§ Work instructions: Go through the listing and copy each line with the string "name".

§ Material supplied:

━━━━━━

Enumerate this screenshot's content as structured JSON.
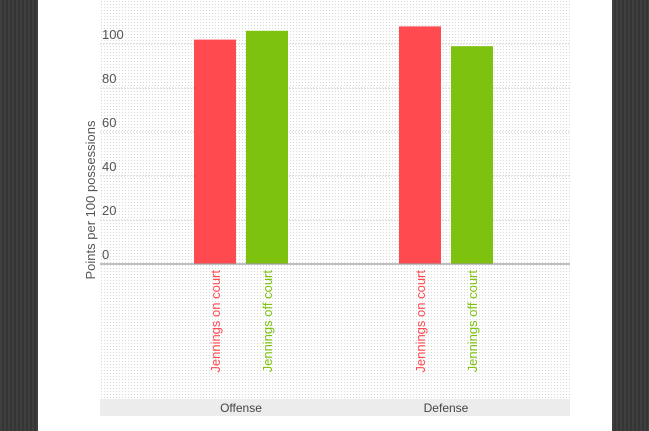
{
  "chart_data": {
    "type": "bar",
    "ylabel": "Points per 100 possessions",
    "ylim": [
      0,
      110
    ],
    "yticks": [
      "0",
      "20",
      "40",
      "60",
      "80",
      "100"
    ],
    "groups": [
      "Offense",
      "Defense"
    ],
    "series": [
      {
        "name": "Jennings on court",
        "color": "#ff4a4f",
        "values": [
          102,
          108
        ]
      },
      {
        "name": "Jennings off court",
        "color": "#7cc20e",
        "values": [
          106,
          99
        ]
      }
    ],
    "grid": true
  }
}
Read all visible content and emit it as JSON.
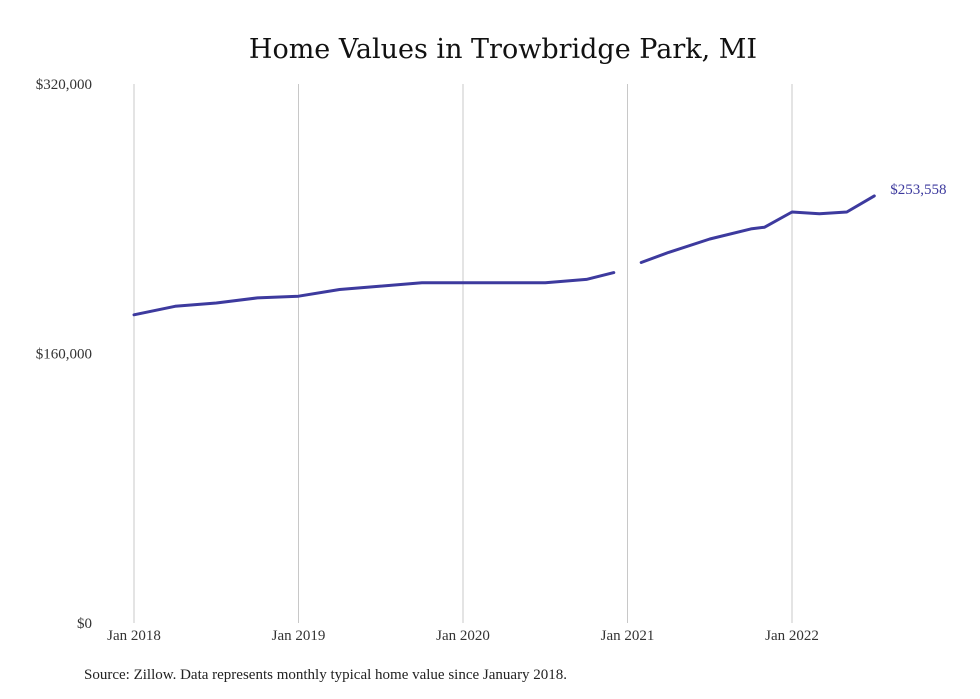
{
  "chart_data": {
    "type": "line",
    "title": "Home Values in Trowbridge Park, MI",
    "xlabel": "",
    "ylabel": "",
    "ylim": [
      0,
      320000
    ],
    "yticks": [
      {
        "value": 0,
        "label": "$0"
      },
      {
        "value": 160000,
        "label": "$160,000"
      },
      {
        "value": 320000,
        "label": "$320,000"
      }
    ],
    "xticks": [
      {
        "value": "2018-01",
        "label": "Jan 2018"
      },
      {
        "value": "2019-01",
        "label": "Jan 2019"
      },
      {
        "value": "2020-01",
        "label": "Jan 2020"
      },
      {
        "value": "2021-01",
        "label": "Jan 2021"
      },
      {
        "value": "2022-01",
        "label": "Jan 2022"
      }
    ],
    "grid": "vertical",
    "legend": "none",
    "series": [
      {
        "color": "#3d3a9e",
        "segments": [
          {
            "x": [
              "2018-01",
              "2018-04",
              "2018-07",
              "2018-10",
              "2019-01",
              "2019-04",
              "2019-07",
              "2019-10",
              "2020-01",
              "2020-04",
              "2020-07",
              "2020-10",
              "2020-12"
            ],
            "values": [
              183000,
              188000,
              190000,
              193000,
              194000,
              198000,
              200000,
              202000,
              202000,
              202000,
              202000,
              204000,
              208000
            ]
          },
          {
            "x": [
              "2021-02",
              "2021-04",
              "2021-07",
              "2021-10",
              "2021-11",
              "2022-01",
              "2022-03",
              "2022-05",
              "2022-07"
            ],
            "values": [
              214000,
              220000,
              228000,
              234000,
              235000,
              244000,
              243000,
              244000,
              253558
            ]
          }
        ],
        "end_label": "$253,558"
      }
    ]
  },
  "source_note": "Source: Zillow. Data represents monthly typical home value since January 2018."
}
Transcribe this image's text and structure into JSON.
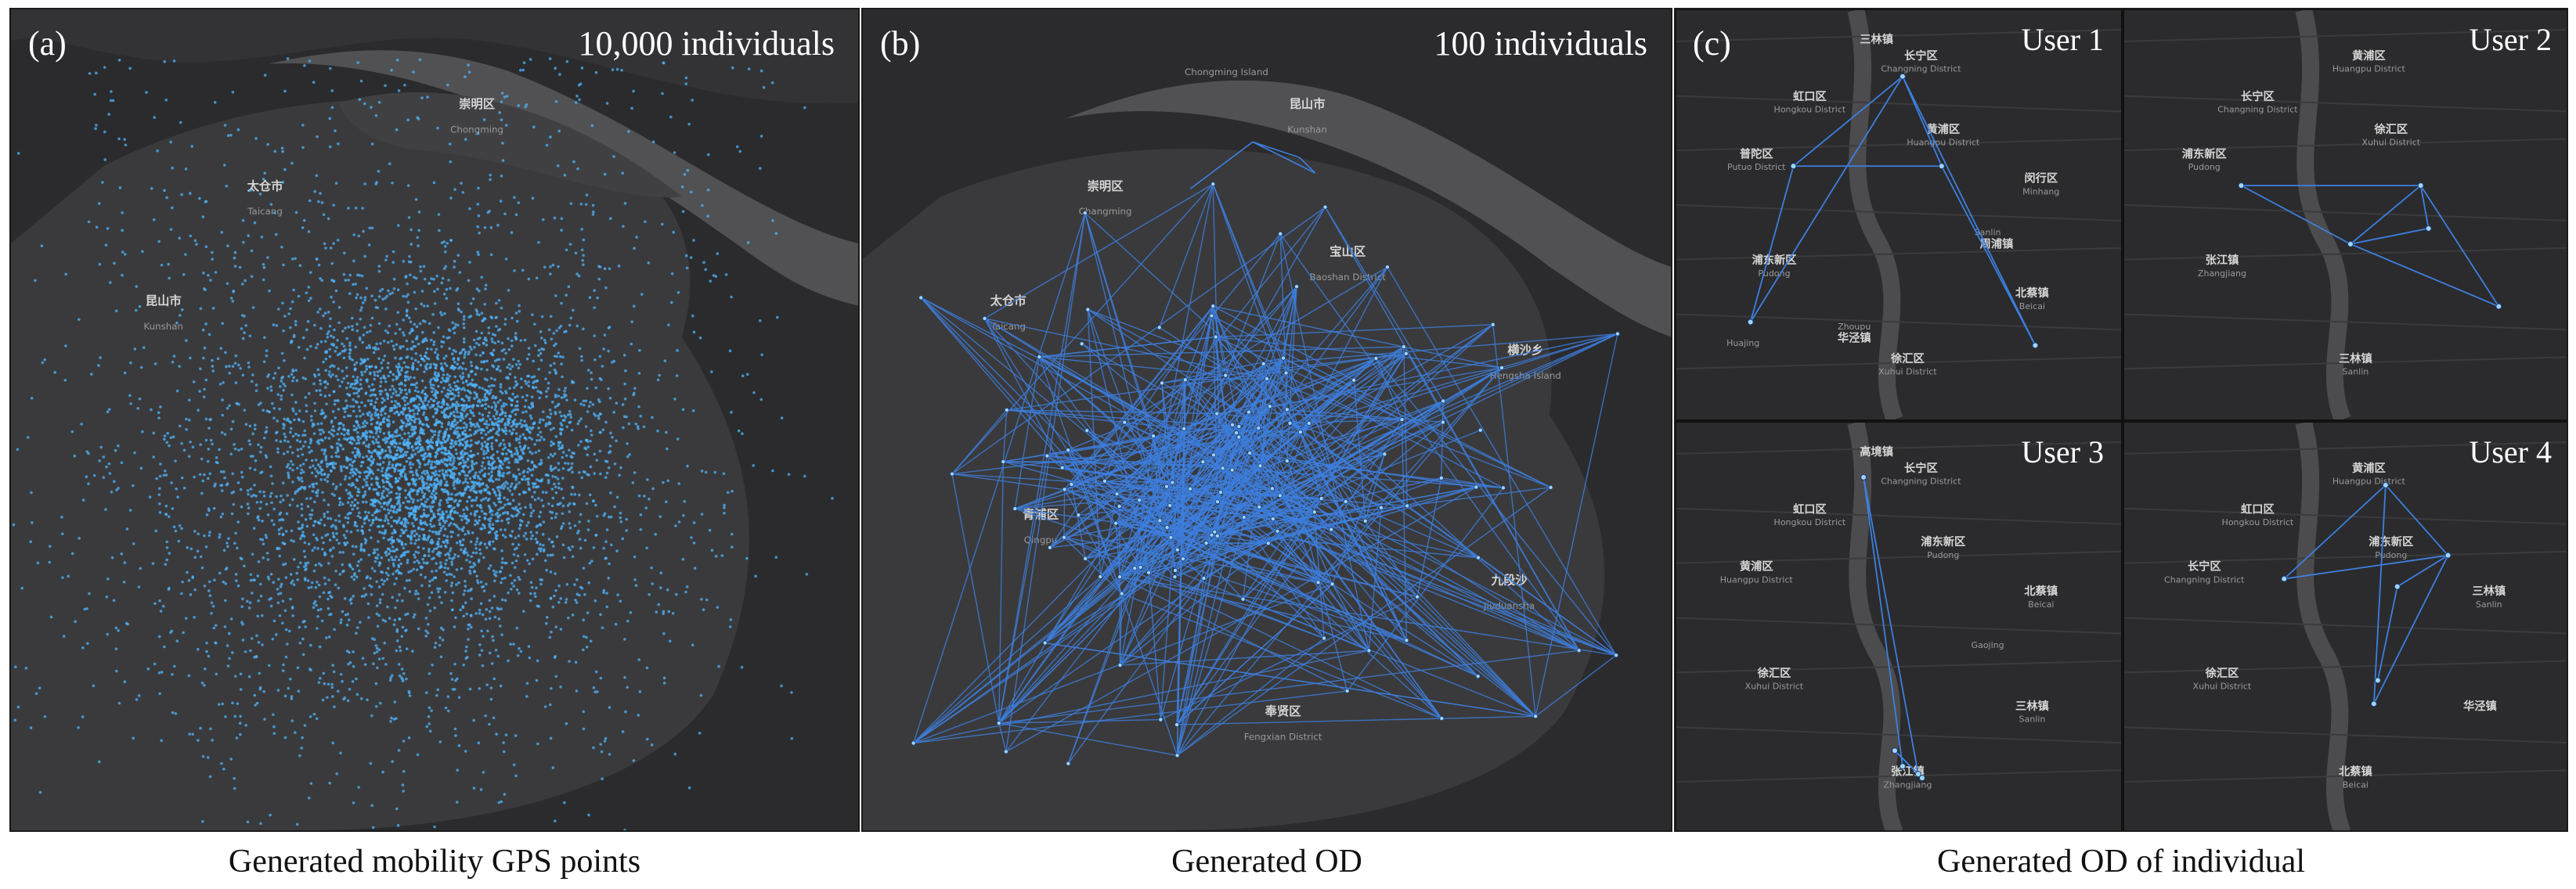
{
  "panels": [
    {
      "tag": "(a)",
      "title": "10,000 individuals",
      "caption": "Generated mobility GPS points"
    },
    {
      "tag": "(b)",
      "title": "100 individuals",
      "caption": "Generated OD"
    },
    {
      "tag": "(c)",
      "title": "",
      "caption": "Generated OD of individual"
    }
  ],
  "users": [
    "User 1",
    "User 2",
    "User 3",
    "User 4"
  ],
  "map_labels": {
    "a": [
      "太仓市",
      "Taicang",
      "昆山市",
      "Kunshan",
      "崇明区",
      "Chongming"
    ],
    "b": [
      "崇明区",
      "Changming",
      "太仓市",
      "Taicang",
      "昆山市",
      "Kunshan",
      "宝山区",
      "Baoshan District",
      "青浦区",
      "Qingpu",
      "奉贤区",
      "Fengxian District",
      "横沙乡",
      "Hengsha Island",
      "九段沙",
      "Jiuduansha",
      "Chongming Island"
    ],
    "u1": [
      "虹口区",
      "Hongkou District",
      "普陀区",
      "Putuo District",
      "长宁区",
      "Changning District",
      "黄浦区",
      "Huangpu District",
      "浦东新区",
      "Pudong",
      "徐汇区",
      "Xuhui District",
      "闵行区",
      "Minhang",
      "北蔡镇",
      "Beicai",
      "三林镇",
      "Sanlin",
      "周浦镇",
      "Zhoupu",
      "华泾镇",
      "Huajing"
    ],
    "u2": [
      "长宁区",
      "Changning District",
      "浦东新区",
      "Pudong",
      "黄浦区",
      "Huangpu District",
      "徐汇区",
      "Xuhui District",
      "张江镇",
      "Zhangjiang",
      "三林镇",
      "Sanlin"
    ],
    "u3": [
      "虹口区",
      "Hongkou District",
      "黄浦区",
      "Huangpu District",
      "长宁区",
      "Changning District",
      "浦东新区",
      "Pudong",
      "徐汇区",
      "Xuhui District",
      "张江镇",
      "Zhangjiang",
      "北蔡镇",
      "Beicai",
      "三林镇",
      "Sanlin",
      "高境镇",
      "Gaojing"
    ],
    "u4": [
      "虹口区",
      "Hongkou District",
      "长宁区",
      "Changning District",
      "黄浦区",
      "Huangpu District",
      "浦东新区",
      "Pudong",
      "徐汇区",
      "Xuhui District",
      "北蔡镇",
      "Beicai",
      "三林镇",
      "Sanlin",
      "华泾镇"
    ]
  },
  "colors": {
    "background": "#2b2b2d",
    "land": "#3a3a3c",
    "water": "#555558",
    "point": "#4fb6ff",
    "od_line": "#3d7fe0",
    "node": "#9fd4ff"
  }
}
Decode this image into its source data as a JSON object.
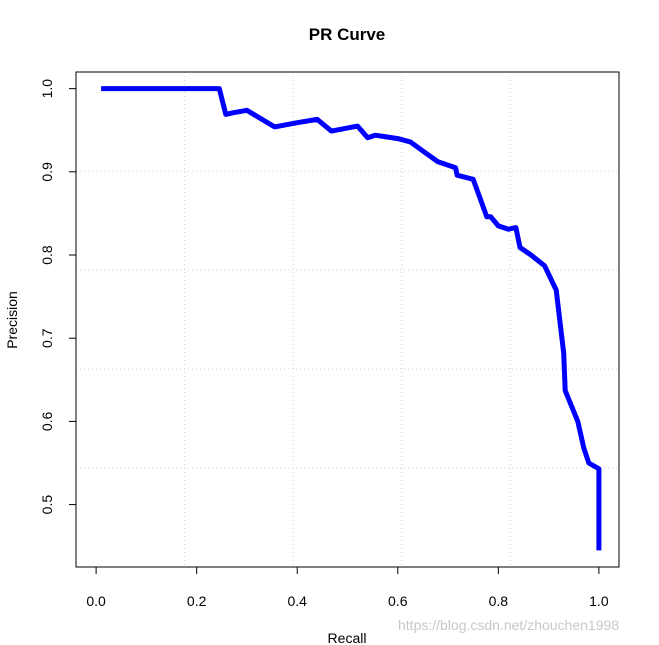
{
  "chart_data": {
    "type": "line",
    "title": "PR Curve",
    "xlabel": "Recall",
    "ylabel": "Precision",
    "xlim": [
      -0.04,
      1.04
    ],
    "ylim": [
      0.425,
      1.02
    ],
    "x_ticks": [
      0.0,
      0.2,
      0.4,
      0.6,
      0.8,
      1.0
    ],
    "x_tick_labels": [
      "0.0",
      "0.2",
      "0.4",
      "0.6",
      "0.8",
      "1.0"
    ],
    "y_ticks": [
      0.5,
      0.6,
      0.7,
      0.8,
      0.9,
      1.0
    ],
    "y_tick_labels": [
      "0.5",
      "0.6",
      "0.7",
      "0.8",
      "0.9",
      "1.0"
    ],
    "grid": true,
    "line_color": "#0000ff",
    "series": [
      {
        "x": [
          0.01,
          0.245,
          0.258,
          0.272,
          0.3,
          0.355,
          0.4,
          0.44,
          0.468,
          0.52,
          0.54,
          0.555,
          0.6,
          0.625,
          0.65,
          0.68,
          0.715,
          0.718,
          0.75,
          0.777,
          0.785,
          0.8,
          0.82,
          0.835,
          0.843,
          0.865,
          0.892,
          0.915,
          0.93,
          0.933,
          0.958,
          0.97,
          0.98,
          1.0,
          1.0
        ],
        "y": [
          1.0,
          1.0,
          0.969,
          0.971,
          0.974,
          0.954,
          0.959,
          0.963,
          0.949,
          0.955,
          0.941,
          0.944,
          0.94,
          0.936,
          0.925,
          0.912,
          0.905,
          0.896,
          0.891,
          0.846,
          0.846,
          0.835,
          0.831,
          0.833,
          0.809,
          0.8,
          0.787,
          0.758,
          0.682,
          0.637,
          0.6,
          0.568,
          0.55,
          0.543,
          0.445
        ]
      }
    ]
  },
  "watermark": "https://blog.csdn.net/zhouchen1998"
}
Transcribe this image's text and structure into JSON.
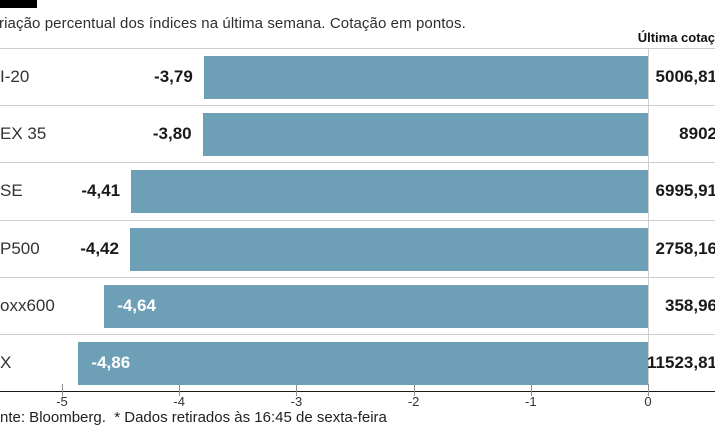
{
  "header": {
    "title": "riação percentual dos índices na última semana. Cotação em pontos.",
    "right_column_header": "Última cotaç"
  },
  "chart_data": {
    "type": "bar",
    "orientation": "horizontal",
    "title": "riação percentual dos índices na última semana. Cotação em pontos.",
    "categories": [
      "I-20",
      "EX 35",
      "SE",
      "P500",
      "oxx600",
      "X"
    ],
    "values": [
      -3.79,
      -3.8,
      -4.41,
      -4.42,
      -4.64,
      -4.86
    ],
    "value_labels": [
      "-3,79",
      "-3,80",
      "-4,41",
      "-4,42",
      "-4,64",
      "-4,86"
    ],
    "value_label_inside": [
      false,
      false,
      false,
      false,
      true,
      true
    ],
    "last_quote_column_header": "Última cotaç",
    "last_quotes": [
      "5006,81",
      "8902",
      "6995,91",
      "2758,16",
      "358,96",
      "11523,81"
    ],
    "x_tick_labels": [
      "-5",
      "-4",
      "-3",
      "-2",
      "-1",
      "0"
    ],
    "x_tick_values": [
      -5,
      -4,
      -3,
      -2,
      -1,
      0
    ],
    "xlim": [
      -5.53,
      0.57
    ],
    "grid": "zero-line-only",
    "legend": "none",
    "bar_color": "#6d9fb6"
  },
  "footer": {
    "source": "nte: Bloomberg.  * Dados retirados às 16:45 de sexta-feira"
  }
}
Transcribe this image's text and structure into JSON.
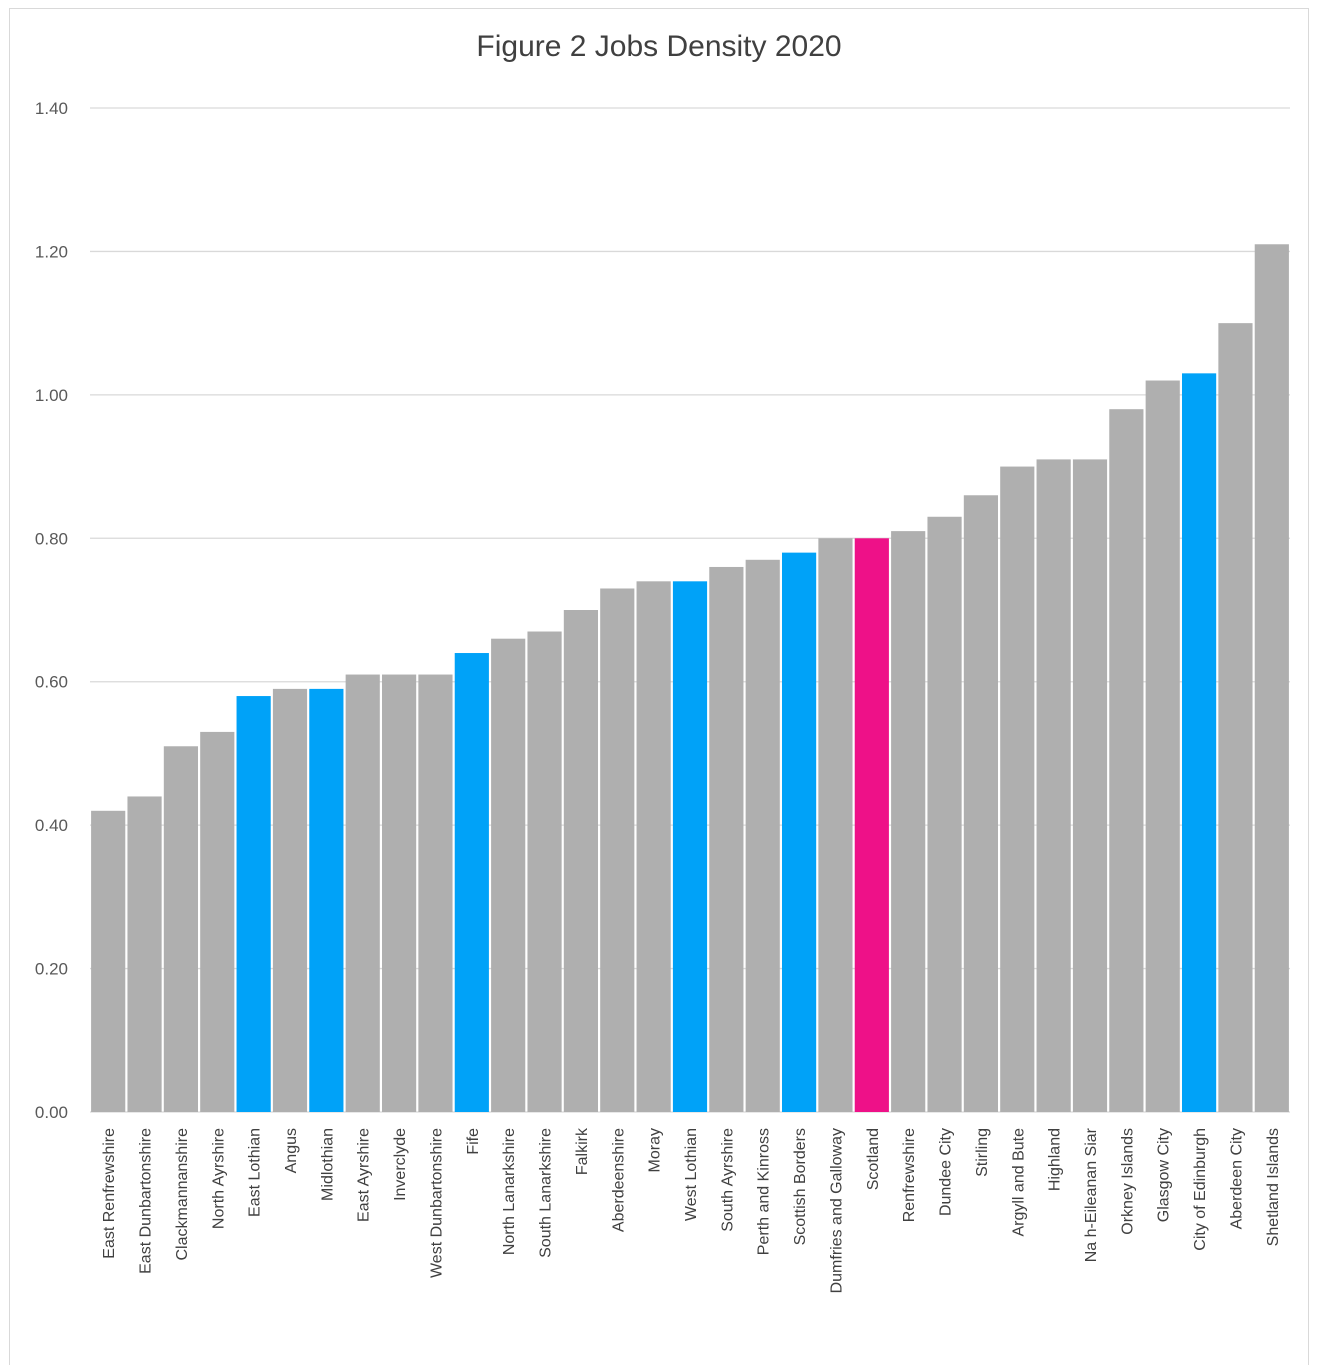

━━━━━━

§ Task result:
        "name": "Jennings on court",
        "name": "Jennings off court",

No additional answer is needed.